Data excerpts
****************

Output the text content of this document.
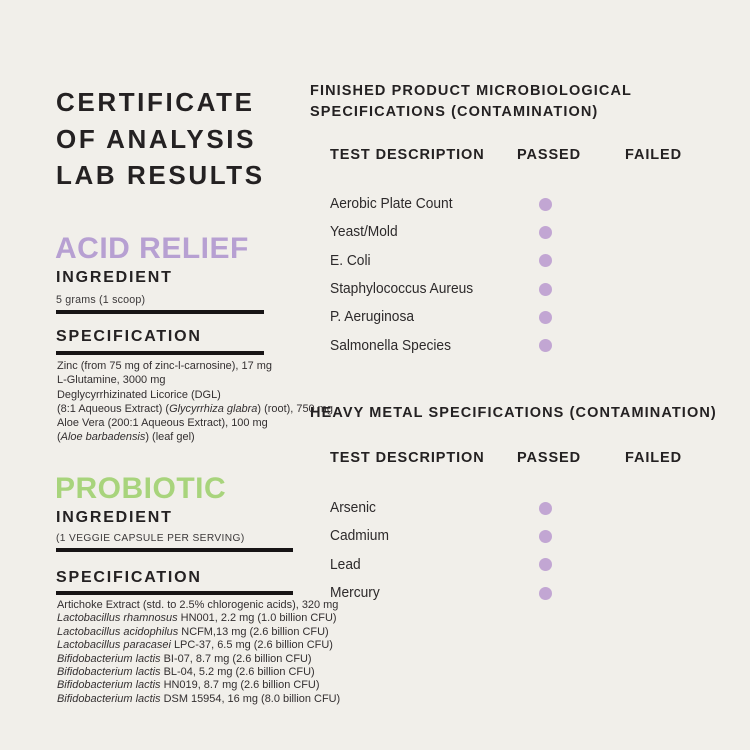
CERTIFICATE
OF ANALYSIS
LAB RESULTS
ACID RELIEF
INGREDIENT
5 grams (1 scoop)
SPECIFICATION
Zinc (from 75 mg of zinc-l-carnosine), 17 mg
L-Glutamine, 3000 mg
Deglycyrrhizinated Licorice (DGL)
(8:1 Aqueous Extract) (Glycyrrhiza glabra) (root), 750 mg
Aloe Vera (200:1 Aqueous Extract), 100 mg
(Aloe barbadensis) (leaf gel)
PROBIOTIC
INGREDIENT
(1 VEGGIE CAPSULE PER SERVING)
SPECIFICATION
Artichoke Extract (std. to 2.5% chlorogenic acids), 320 mg
Lactobacillus rhamnosus HN001, 2.2 mg (1.0 billion CFU)
Lactobacillus acidophilus NCFM,13 mg (2.6 billion CFU)
Lactobacillus paracasei LPC-37, 6.5 mg (2.6 billion CFU)
Bifidobacterium lactis BI-07, 8.7 mg (2.6 billion CFU)
Bifidobacterium lactis BL-04, 5.2 mg (2.6 billion CFU)
Bifidobacterium lactis HN019, 8.7 mg (2.6 billion CFU)
Bifidobacterium lactis DSM 15954, 16 mg (8.0 billion CFU)
FINISHED PRODUCT MICROBIOLOGICAL SPECIFICATIONS (CONTAMINATION)
TEST DESCRIPTION	PASSED	FAILED
Aerobic Plate Count
Yeast/Mold
E. Coli
Staphylococcus Aureus
P. Aeruginosa
Salmonella Species
HEAVY METAL SPECIFICATIONS (CONTAMINATION)
TEST DESCRIPTION	PASSED	FAILED
Arsenic
Cadmium
Lead
Mercury
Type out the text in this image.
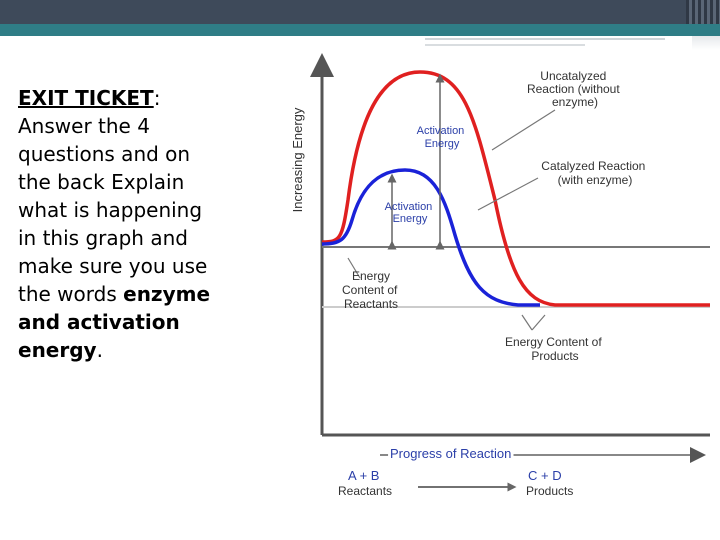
EXIT TICKET:
Answer the 4
questions and on
the back Explain
what is happening
in this graph and
make sure you use
the words enzyme
and activation
energy.
Increasing Energy	Activation Energy
Activation Energy
Uncatalyzed Reaction (without enzyme)
Catalyzed Reaction (with enzyme)
Energy Content of Reactants
Energy Content of Products
Progress of Reaction
A + B
Reactants
C + D
Products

****************

#### [REQUIRED ACTION]
Every line above that holds the word "text" is to be found and copied.

#### [WORKED SOLUTION]
Output the text content of this document.
Type out the text in this image.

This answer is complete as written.